» **Exercise task**
Repeat the material below exactly, with no pictures.
=======
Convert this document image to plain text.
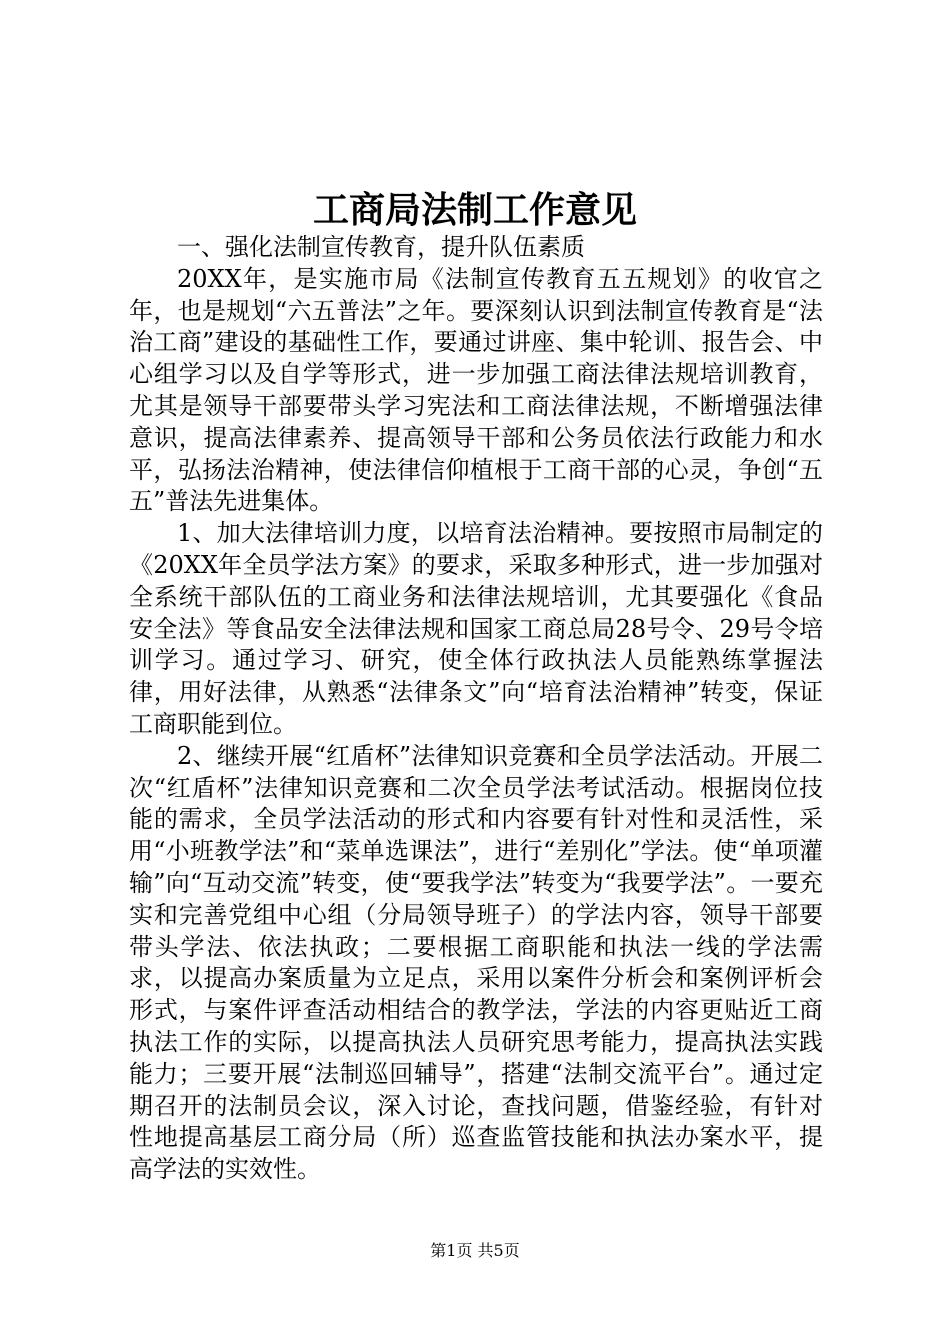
工商局法制工作意见

一、强化法制宣传教育，提升队伍素质

20XX年，是实施市局《法制宣传教育五五规划》的收官之年，也是规划“六五普法”之年。要深刻认识到法制宣传教育是“法治工商”建设的基础性工作，要通过讲座、集中轮训、报告会、中心组学习以及自学等形式，进一步加强工商法律法规培训教育，尤其是领导干部要带头学习宪法和工商法律法规，不断增强法律意识，提高法律素养、提高领导干部和公务员依法行政能力和水平，弘扬法治精神，使法律信仰植根于工商干部的心灵，争创“五五”普法先进集体。

1、加大法律培训力度，以培育法治精神。要按照市局制定的《20XX年全员学法方案》的要求，采取多种形式，进一步加强对全系统干部队伍的工商业务和法律法规培训，尤其要强化《食品安全法》等食品安全法律法规和国家工商总局28号令、29号令培训学习。通过学习、研究，使全体行政执法人员能熟练掌握法律，用好法律，从熟悉“法律条文”向“培育法治精神”转变，保证工商职能到位。

2、继续开展“红盾杯”法律知识竞赛和全员学法活动。开展二次“红盾杯”法律知识竞赛和二次全员学法考试活动。根据岗位技能的需求，全员学法活动的形式和内容要有针对性和灵活性，采用“小班教学法”和“菜单选课法”，进行“差别化”学法。使“单项灌输”向“互动交流”转变，使“要我学法”转变为“我要学法”。一要充实和完善党组中心组（分局领导班子）的学法内容，领导干部要带头学法、依法执政；二要根据工商职能和执法一线的学法需求，以提高办案质量为立足点，采用以案件分析会和案例评析会形式，与案件评查活动相结合的教学法，学法的内容更贴近工商执法工作的实际，以提高执法人员研究思考能力，提高执法实践能力；三要开展“法制巡回辅导”，搭建“法制交流平台”。通过定期召开的法制员会议，深入讨论，查找问题，借鉴经验，有针对性地提高基层工商分局（所）巡查监管技能和执法办案水平，提高学法的实效性。

第1页 共5页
=======
» **Solution for this problem**
Convert this document image to plain text.
工商局法制工作意见

一、强化法制宣传教育，提升队伍素质

20XX年，是实施市局《法制宣传教育五五规划》的收官之年，也是规划“六五普法”之年。要深刻认识到法制宣传教育是“法治工商”建设的基础性工作，要通过讲座、集中轮训、报告会、中心组学习以及自学等形式，进一步加强工商法律法规培训教育，尤其是领导干部要带头学习宪法和工商法律法规，不断增强法律意识，提高法律素养、提高领导干部和公务员依法行政能力和水平，弘扬法治精神，使法律信仰植根于工商干部的心灵，争创“五五”普法先进集体。

1、加大法律培训力度，以培育法治精神。要按照市局制定的《20XX年全员学法方案》的要求，采取多种形式，进一步加强对全系统干部队伍的工商业务和法律法规培训，尤其要强化《食品安全法》等食品安全法律法规和国家工商总局28号令、29号令培训学习。通过学习、研究，使全体行政执法人员能熟练掌握法律，用好法律，从熟悉“法律条文”向“培育法治精神”转变，保证工商职能到位。

2、继续开展“红盾杯”法律知识竞赛和全员学法活动。开展二次“红盾杯”法律知识竞赛和二次全员学法考试活动。根据岗位技能的需求，全员学法活动的形式和内容要有针对性和灵活性，采用“小班教学法”和“菜单选课法”，进行“差别化”学法。使“单项灌输”向“互动交流”转变，使“要我学法”转变为“我要学法”。一要充实和完善党组中心组（分局领导班子）的学法内容，领导干部要带头学法、依法执政；二要根据工商职能和执法一线的学法需求，以提高办案质量为立足点，采用以案件分析会和案例评析会形式，与案件评查活动相结合的教学法，学法的内容更贴近工商执法工作的实际，以提高执法人员研究思考能力，提高执法实践能力；三要开展“法制巡回辅导”，搭建“法制交流平台”。通过定期召开的法制员会议，深入讨论，查找问题，借鉴经验，有针对性地提高基层工商分局（所）巡查监管技能和执法办案水平，提高学法的实效性。

第1页 共5页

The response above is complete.